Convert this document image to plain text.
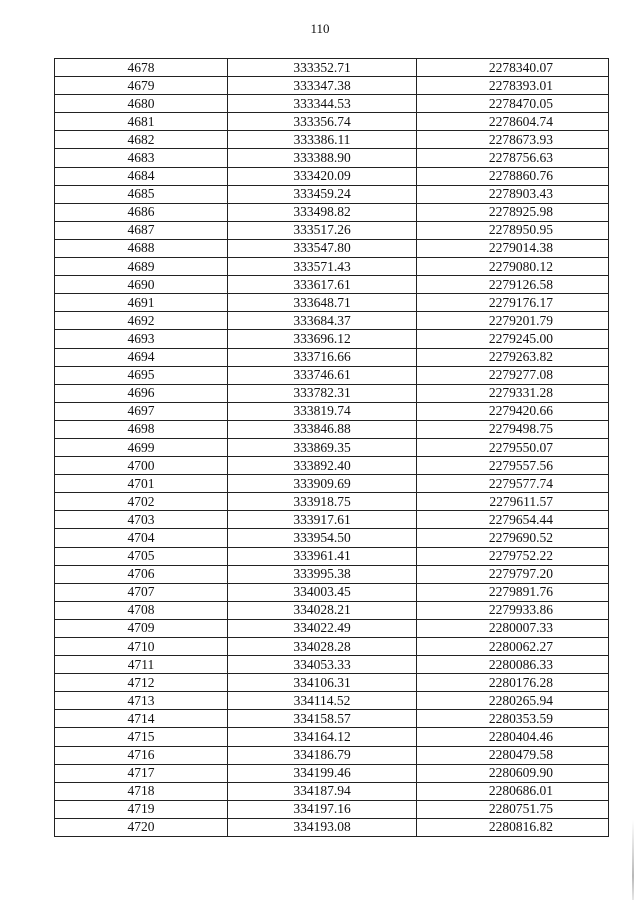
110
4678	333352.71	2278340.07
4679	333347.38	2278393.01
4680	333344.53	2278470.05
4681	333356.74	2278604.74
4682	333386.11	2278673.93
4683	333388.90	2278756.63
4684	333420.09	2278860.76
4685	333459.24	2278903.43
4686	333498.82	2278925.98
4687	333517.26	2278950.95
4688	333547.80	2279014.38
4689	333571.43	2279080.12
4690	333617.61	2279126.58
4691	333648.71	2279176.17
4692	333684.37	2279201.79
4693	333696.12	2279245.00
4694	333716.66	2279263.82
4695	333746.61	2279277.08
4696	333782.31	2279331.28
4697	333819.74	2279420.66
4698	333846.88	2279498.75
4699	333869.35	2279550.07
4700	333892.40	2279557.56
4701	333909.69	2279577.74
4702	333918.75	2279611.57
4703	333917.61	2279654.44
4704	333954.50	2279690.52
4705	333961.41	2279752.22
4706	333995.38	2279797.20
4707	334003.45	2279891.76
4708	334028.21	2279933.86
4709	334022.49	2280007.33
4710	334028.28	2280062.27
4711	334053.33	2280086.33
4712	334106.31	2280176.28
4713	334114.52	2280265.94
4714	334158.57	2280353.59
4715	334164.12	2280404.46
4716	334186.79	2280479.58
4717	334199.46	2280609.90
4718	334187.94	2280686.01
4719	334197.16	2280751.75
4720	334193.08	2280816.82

=====

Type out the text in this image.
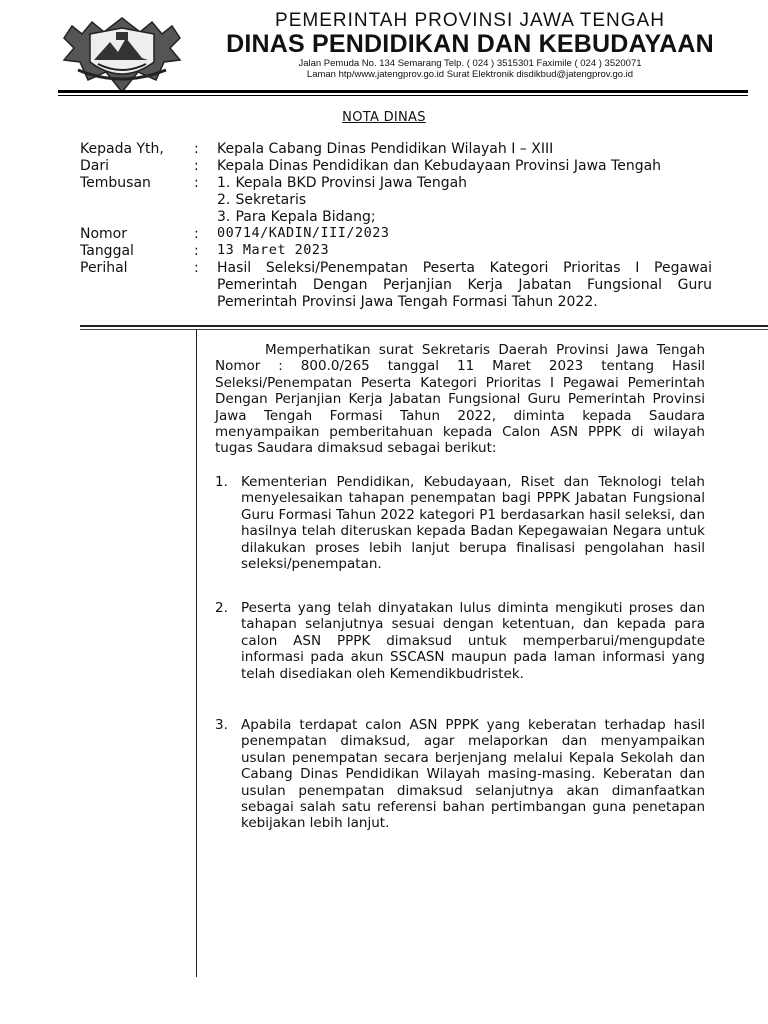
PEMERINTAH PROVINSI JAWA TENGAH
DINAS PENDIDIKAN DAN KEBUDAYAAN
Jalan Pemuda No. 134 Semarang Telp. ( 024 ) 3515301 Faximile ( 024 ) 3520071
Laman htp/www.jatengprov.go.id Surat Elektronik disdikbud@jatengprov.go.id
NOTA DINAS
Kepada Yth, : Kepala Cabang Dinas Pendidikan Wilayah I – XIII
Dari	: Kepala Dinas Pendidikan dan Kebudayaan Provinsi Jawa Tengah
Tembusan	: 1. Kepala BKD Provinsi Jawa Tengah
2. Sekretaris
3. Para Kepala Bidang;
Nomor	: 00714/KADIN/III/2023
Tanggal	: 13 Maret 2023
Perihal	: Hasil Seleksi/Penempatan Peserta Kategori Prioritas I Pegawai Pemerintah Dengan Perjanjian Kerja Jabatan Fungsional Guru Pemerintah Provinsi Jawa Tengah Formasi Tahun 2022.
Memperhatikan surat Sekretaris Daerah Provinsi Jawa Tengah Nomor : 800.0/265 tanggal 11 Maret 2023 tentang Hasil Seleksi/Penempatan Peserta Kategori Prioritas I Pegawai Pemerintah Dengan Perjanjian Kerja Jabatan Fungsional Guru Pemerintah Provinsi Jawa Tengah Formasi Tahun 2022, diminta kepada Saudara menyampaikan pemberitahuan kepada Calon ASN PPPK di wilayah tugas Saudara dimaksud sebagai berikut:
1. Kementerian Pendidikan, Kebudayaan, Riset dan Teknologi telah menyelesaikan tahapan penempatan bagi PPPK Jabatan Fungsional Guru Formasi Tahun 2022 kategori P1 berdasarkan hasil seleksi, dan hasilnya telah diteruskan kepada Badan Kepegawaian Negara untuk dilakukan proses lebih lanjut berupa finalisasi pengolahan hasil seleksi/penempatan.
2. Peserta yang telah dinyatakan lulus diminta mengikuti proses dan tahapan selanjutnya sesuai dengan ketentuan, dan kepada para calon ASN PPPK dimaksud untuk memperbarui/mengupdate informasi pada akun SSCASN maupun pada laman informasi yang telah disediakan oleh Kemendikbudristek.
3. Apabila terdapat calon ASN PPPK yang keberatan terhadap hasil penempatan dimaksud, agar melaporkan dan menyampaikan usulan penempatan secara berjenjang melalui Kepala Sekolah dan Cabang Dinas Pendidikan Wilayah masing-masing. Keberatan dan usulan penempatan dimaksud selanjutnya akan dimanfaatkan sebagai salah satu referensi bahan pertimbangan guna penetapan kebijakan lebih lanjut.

=====

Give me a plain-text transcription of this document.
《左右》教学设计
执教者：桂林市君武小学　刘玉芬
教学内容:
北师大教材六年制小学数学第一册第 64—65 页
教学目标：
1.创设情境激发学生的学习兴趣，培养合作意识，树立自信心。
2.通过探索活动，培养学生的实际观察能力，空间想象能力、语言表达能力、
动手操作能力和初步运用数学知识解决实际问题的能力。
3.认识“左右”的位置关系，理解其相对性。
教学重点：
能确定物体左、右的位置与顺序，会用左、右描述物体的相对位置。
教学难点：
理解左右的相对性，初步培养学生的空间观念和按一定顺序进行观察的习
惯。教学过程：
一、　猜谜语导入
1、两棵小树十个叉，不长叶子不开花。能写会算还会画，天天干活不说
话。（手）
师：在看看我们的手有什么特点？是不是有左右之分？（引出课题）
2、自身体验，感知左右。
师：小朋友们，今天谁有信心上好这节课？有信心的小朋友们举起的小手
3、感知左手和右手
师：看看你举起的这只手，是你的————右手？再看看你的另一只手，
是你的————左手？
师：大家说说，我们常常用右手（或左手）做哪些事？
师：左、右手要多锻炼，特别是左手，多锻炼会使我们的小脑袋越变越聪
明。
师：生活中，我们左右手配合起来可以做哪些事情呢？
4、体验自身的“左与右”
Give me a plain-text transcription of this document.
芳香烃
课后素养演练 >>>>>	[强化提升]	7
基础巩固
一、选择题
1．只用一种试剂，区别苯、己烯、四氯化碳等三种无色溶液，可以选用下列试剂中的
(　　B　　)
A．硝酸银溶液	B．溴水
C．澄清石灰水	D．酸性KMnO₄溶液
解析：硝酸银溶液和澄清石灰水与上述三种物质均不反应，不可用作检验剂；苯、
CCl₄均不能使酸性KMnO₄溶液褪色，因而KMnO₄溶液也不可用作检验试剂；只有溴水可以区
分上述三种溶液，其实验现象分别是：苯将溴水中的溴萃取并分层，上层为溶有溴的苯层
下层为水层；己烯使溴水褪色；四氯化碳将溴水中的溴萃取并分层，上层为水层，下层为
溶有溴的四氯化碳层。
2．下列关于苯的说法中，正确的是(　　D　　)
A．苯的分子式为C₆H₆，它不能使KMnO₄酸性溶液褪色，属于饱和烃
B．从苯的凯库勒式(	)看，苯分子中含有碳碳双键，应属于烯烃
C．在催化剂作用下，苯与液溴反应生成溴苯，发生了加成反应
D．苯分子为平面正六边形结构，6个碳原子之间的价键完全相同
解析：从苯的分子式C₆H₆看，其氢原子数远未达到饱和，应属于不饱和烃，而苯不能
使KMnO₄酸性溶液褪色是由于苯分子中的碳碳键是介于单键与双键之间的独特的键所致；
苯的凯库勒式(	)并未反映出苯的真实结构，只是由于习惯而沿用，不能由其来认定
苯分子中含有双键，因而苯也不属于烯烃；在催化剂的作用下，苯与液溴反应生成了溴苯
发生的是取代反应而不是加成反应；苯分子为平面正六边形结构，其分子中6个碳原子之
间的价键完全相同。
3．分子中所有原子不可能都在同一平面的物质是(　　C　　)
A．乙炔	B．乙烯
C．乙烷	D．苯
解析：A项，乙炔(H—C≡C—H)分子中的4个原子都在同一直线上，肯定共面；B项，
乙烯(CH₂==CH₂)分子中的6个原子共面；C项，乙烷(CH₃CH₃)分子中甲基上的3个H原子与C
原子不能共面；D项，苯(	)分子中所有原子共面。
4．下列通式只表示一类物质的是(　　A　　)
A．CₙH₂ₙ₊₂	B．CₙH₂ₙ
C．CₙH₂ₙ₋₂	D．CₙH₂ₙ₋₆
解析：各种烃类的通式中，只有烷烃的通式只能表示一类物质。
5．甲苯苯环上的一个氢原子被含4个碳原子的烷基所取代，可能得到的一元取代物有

=====

Gather each line holding the string "image".

Convert this document image to plain text.
Type out the text in this image.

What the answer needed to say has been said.